Given data
++++++++

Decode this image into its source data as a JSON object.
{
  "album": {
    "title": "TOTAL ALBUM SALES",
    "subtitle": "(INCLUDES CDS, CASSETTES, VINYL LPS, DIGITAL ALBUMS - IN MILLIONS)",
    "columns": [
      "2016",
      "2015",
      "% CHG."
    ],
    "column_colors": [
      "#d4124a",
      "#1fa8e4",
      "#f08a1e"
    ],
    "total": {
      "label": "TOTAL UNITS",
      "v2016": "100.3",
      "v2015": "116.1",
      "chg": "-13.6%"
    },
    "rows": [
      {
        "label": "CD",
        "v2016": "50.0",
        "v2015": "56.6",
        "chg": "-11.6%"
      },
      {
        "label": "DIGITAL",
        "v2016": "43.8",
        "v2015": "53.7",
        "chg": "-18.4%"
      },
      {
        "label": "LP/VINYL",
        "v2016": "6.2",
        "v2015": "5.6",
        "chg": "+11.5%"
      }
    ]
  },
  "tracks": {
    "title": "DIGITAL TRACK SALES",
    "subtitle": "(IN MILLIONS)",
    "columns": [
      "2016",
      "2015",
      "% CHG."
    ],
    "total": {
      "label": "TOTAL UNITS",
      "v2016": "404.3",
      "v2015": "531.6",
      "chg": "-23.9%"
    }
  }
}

++++++++

Exercise directions
Scan the material above. Copy each line where "VINYL" occurs.

Task answer
    "subtitle": "(INCLUDES CDS, CASSETTES, VINYL LPS, DIGITAL ALBUMS - IN MILLIONS)",
        "label": "LP/VINYL",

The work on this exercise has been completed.